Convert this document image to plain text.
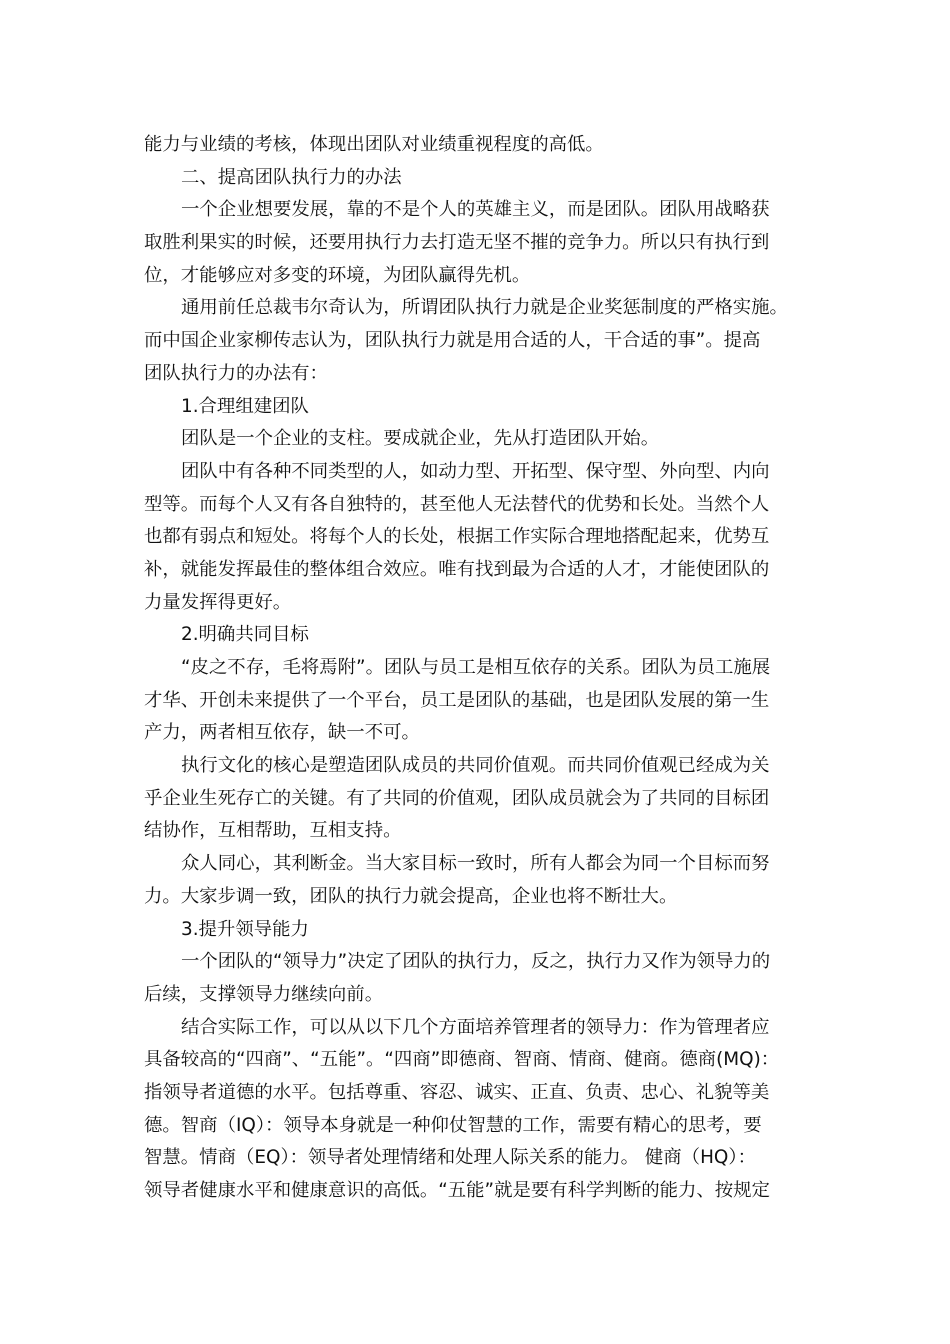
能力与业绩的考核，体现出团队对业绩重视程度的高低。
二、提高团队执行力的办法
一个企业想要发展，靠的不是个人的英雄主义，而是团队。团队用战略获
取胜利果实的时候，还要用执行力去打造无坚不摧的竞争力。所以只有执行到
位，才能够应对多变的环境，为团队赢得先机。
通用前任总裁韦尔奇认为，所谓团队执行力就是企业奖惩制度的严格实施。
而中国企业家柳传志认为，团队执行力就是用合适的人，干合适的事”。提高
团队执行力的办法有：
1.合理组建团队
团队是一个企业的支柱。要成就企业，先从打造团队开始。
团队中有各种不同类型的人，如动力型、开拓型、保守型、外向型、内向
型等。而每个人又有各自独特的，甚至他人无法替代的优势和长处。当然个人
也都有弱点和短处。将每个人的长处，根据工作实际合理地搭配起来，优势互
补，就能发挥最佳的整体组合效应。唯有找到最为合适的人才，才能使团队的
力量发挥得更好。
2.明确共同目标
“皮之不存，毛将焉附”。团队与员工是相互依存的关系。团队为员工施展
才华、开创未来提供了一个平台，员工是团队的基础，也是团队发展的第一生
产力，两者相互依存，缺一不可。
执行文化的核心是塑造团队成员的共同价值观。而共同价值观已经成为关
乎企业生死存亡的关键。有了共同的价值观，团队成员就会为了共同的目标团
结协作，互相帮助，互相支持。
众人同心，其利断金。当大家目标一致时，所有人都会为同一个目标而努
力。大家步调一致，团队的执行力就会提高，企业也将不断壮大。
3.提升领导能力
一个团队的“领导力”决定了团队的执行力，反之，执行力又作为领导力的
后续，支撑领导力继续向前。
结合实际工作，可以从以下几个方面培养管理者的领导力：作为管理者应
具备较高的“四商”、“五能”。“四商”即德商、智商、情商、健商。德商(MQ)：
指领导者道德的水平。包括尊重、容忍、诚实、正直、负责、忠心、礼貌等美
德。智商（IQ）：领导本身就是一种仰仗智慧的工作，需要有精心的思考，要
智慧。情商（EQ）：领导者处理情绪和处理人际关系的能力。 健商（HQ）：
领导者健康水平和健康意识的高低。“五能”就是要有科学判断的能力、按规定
──────
Directions for this task: Leave out the pictures and give the rest of the records again exactly.

Task answer:
Convert this document image to plain text.
能力与业绩的考核，体现出团队对业绩重视程度的高低。
二、提高团队执行力的办法
一个企业想要发展，靠的不是个人的英雄主义，而是团队。团队用战略获
取胜利果实的时候，还要用执行力去打造无坚不摧的竞争力。所以只有执行到
位，才能够应对多变的环境，为团队赢得先机。
通用前任总裁韦尔奇认为，所谓团队执行力就是企业奖惩制度的严格实施。
而中国企业家柳传志认为，团队执行力就是用合适的人，干合适的事”。提高
团队执行力的办法有：
1.合理组建团队
团队是一个企业的支柱。要成就企业，先从打造团队开始。
团队中有各种不同类型的人，如动力型、开拓型、保守型、外向型、内向
型等。而每个人又有各自独特的，甚至他人无法替代的优势和长处。当然个人
也都有弱点和短处。将每个人的长处，根据工作实际合理地搭配起来，优势互
补，就能发挥最佳的整体组合效应。唯有找到最为合适的人才，才能使团队的
力量发挥得更好。
2.明确共同目标
“皮之不存，毛将焉附”。团队与员工是相互依存的关系。团队为员工施展
才华、开创未来提供了一个平台，员工是团队的基础，也是团队发展的第一生
产力，两者相互依存，缺一不可。
执行文化的核心是塑造团队成员的共同价值观。而共同价值观已经成为关
乎企业生死存亡的关键。有了共同的价值观，团队成员就会为了共同的目标团
结协作，互相帮助，互相支持。
众人同心，其利断金。当大家目标一致时，所有人都会为同一个目标而努
力。大家步调一致，团队的执行力就会提高，企业也将不断壮大。
3.提升领导能力
一个团队的“领导力”决定了团队的执行力，反之，执行力又作为领导力的
后续，支撑领导力继续向前。
结合实际工作，可以从以下几个方面培养管理者的领导力：作为管理者应
具备较高的“四商”、“五能”。“四商”即德商、智商、情商、健商。德商(MQ)：
指领导者道德的水平。包括尊重、容忍、诚实、正直、负责、忠心、礼貌等美
德。智商（IQ）：领导本身就是一种仰仗智慧的工作，需要有精心的思考，要
智慧。情商（EQ）：领导者处理情绪和处理人际关系的能力。 健商（HQ）：
领导者健康水平和健康意识的高低。“五能”就是要有科学判断的能力、按规定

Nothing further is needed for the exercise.